• **Problem to solve**
Search the records for the word "εὑρισκόμενος" and pick out every line that has it.

Part of a data file:
——
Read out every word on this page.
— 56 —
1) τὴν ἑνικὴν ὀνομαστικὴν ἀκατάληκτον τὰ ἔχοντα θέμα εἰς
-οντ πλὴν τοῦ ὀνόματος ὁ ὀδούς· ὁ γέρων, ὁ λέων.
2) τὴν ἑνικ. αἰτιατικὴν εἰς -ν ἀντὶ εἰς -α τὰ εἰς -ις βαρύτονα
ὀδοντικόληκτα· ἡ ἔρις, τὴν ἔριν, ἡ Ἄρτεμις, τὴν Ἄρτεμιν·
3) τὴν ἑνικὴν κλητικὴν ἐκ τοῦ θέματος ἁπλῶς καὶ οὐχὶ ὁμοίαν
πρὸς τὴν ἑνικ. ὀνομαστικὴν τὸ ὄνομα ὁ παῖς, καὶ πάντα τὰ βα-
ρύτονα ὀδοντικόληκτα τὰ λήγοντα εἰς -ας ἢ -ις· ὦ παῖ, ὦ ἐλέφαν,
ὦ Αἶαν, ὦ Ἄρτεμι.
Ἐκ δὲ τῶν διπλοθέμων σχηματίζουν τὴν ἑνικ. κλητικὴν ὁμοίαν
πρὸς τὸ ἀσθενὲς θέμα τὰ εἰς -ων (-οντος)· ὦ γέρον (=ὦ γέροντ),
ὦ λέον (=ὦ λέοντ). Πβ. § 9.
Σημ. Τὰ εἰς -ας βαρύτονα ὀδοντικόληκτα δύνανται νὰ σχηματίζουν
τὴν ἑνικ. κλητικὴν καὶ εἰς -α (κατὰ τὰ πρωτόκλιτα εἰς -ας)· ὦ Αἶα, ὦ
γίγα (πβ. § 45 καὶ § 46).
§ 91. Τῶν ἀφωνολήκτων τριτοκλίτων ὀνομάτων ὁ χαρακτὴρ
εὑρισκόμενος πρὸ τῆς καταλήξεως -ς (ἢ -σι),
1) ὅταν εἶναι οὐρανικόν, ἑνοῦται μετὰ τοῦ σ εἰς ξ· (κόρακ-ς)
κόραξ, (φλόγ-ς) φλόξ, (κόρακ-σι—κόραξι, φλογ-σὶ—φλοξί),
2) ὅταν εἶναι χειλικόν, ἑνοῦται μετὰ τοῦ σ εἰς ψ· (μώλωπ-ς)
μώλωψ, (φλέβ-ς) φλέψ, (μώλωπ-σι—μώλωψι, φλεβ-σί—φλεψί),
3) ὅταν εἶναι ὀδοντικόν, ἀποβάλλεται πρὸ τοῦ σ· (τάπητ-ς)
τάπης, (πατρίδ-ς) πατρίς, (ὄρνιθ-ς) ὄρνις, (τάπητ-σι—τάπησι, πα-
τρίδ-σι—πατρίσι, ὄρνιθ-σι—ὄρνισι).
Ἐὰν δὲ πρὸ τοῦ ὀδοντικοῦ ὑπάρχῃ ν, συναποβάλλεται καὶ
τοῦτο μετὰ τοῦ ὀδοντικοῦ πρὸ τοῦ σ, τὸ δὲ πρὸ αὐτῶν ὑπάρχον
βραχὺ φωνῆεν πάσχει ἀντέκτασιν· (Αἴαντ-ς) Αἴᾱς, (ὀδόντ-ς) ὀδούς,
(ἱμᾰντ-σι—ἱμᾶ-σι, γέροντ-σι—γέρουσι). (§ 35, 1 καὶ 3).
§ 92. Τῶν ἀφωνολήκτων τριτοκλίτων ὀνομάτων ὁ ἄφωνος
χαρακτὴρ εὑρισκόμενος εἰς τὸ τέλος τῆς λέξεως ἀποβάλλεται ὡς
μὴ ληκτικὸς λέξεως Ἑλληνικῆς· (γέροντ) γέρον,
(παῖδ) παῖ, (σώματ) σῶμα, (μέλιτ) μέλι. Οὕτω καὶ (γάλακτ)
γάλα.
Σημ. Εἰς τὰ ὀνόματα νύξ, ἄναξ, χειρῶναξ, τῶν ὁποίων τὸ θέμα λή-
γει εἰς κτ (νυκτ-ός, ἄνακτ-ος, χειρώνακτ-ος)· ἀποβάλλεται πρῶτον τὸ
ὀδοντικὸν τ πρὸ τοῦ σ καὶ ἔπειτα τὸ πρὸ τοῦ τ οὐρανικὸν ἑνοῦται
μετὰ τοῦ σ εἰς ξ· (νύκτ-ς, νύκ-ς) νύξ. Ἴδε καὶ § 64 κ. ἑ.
——
• **Task solution**
εὑρισκόμενος πρὸ τῆς καταλήξεως -ς (ἢ -σι),
χαρακτὴρ εὑρισκόμενος εἰς τὸ τέλος τῆς λέξεως ἀποβάλλεται ὡς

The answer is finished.